• _Фрагмент страницы_:
Ух ты… нехило чуваку досталось. Вот я когда-то точно в таком виде пребывал ))) С красно-фиолетовым фонарем в полщеки )) И мне казалось — вся красота нарисовалась вполне так скоренько.
Ну, на самом деле, идея там довольно глобальная. И кстати, вполне новая )) Хотя — новой она была на то время, когда придумывалась, а это ооочень давно было. Но если брать европейскую, штатовскую и нашу литературу — идея всё ещё оригинальна ) А вот у японцев некие аналоги есть. Увы ))
Вот мне кажется, что в свое время у меня глаз заплыл почти сразу. Но в такие моменты несколько теряешь чувство времени ) Может, там и час прошёл.
Парень-то от них явно не час отбивался, а минут двадцать, ну полчаса… Всё-таки он был не просто человек, сопротивляться мог дольше обычного мальчишки. Но если его треснули кулаком, а на пальце был массивный перстень — тогда ему просто рассекли кожу, и тут уже другая картина.
Хм… по моему личному опыту, под глазом-то синяк практически сразу образуется… хотя давно это было, память могла и подвести ) Ну, а если у него сосуды близко к коже? У разных людей скорость появления синяков различается.

Строки данных:
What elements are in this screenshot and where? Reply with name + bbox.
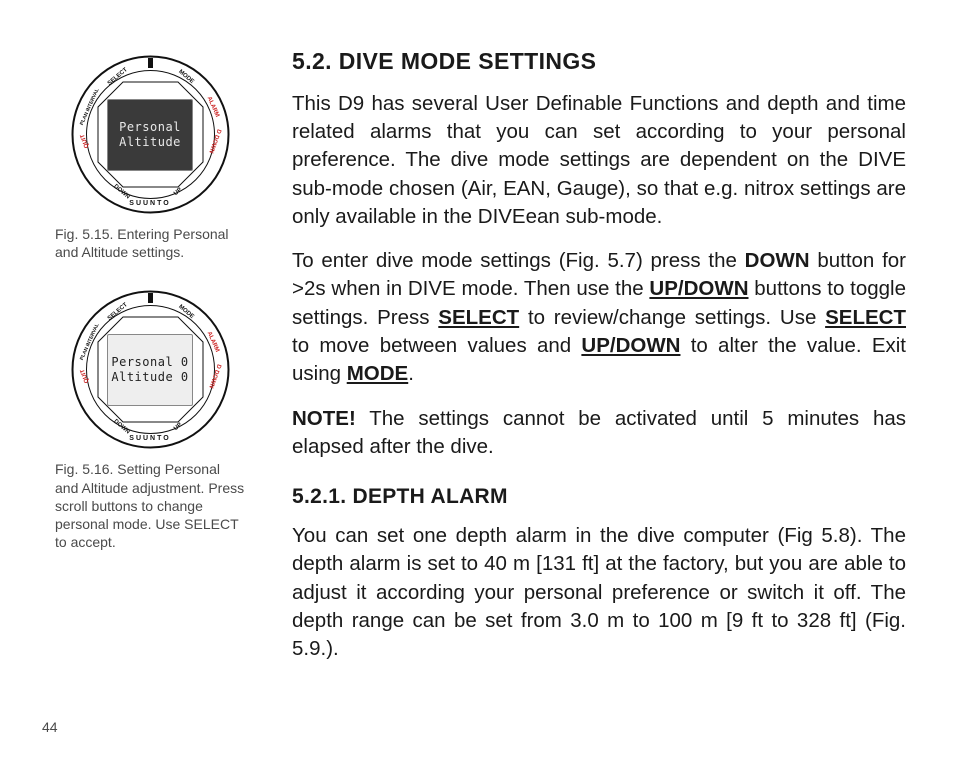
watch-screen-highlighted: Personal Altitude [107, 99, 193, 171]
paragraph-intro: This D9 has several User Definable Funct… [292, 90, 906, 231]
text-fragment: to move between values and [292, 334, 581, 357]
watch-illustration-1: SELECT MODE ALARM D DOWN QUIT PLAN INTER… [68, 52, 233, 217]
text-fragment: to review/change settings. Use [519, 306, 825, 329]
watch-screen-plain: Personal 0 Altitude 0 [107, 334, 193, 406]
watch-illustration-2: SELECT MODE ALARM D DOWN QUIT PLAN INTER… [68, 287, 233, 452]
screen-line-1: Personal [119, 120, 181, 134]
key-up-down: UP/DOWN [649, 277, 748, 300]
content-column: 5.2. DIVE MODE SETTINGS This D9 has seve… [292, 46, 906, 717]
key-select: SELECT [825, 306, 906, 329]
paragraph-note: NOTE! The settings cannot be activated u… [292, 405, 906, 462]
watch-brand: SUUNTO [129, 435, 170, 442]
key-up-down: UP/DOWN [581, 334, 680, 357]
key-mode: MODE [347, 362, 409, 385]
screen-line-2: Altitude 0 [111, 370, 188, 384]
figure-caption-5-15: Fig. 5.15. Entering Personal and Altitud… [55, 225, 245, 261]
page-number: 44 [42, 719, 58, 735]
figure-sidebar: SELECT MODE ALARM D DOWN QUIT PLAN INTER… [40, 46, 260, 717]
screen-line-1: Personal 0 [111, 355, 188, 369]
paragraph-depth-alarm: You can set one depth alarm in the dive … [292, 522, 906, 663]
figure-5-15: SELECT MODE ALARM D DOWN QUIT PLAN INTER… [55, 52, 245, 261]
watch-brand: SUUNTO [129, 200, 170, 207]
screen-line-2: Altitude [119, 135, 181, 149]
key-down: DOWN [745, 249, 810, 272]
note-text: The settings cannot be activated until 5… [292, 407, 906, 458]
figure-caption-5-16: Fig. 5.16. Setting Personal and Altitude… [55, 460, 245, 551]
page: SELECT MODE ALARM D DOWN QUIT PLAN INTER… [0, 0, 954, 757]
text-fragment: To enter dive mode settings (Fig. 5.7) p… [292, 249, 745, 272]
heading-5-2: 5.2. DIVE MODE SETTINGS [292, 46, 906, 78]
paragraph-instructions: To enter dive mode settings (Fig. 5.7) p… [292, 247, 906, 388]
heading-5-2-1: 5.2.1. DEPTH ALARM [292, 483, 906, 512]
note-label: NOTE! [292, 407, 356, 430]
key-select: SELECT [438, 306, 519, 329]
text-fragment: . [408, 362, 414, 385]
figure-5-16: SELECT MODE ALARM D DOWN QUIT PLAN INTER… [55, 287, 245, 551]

• _Набор заданий_:
1/ Выпишите из фрагмента страницы отрывок от «Ну, на самом» до «и час прошёл.».
2/ Ответьте на вопросы по фрагменту страницы:
(а) Какого цвета был «фонарь в полщеки», о котором вспоминает автор?
(б) У кого, по словам автора, есть некие аналоги этой идеи?
(в) Сколько времени, по мнению автора, парень отбивался от них?

• _Ответы к заданиям_:
1/
Ну, на самом деле, идея там довольно глобальная. И кстати, вполне новая )) Хотя — новой она была на то время, когда придумывалась, а это ооочень давно было. Но если брать европейскую, штатовскую и нашу литературу — идея всё ещё оригинальна ) А вот у японцев некие аналоги есть. Увы ))
Вот мне кажется, что в свое время у меня глаз заплыл почти сразу. Но в такие моменты несколько теряешь чувство времени ) Может, там и час прошёл.

2/
(а) Красно-фиолетового.
(б) У японцев.
(в) Минут двадцать, ну полчаса.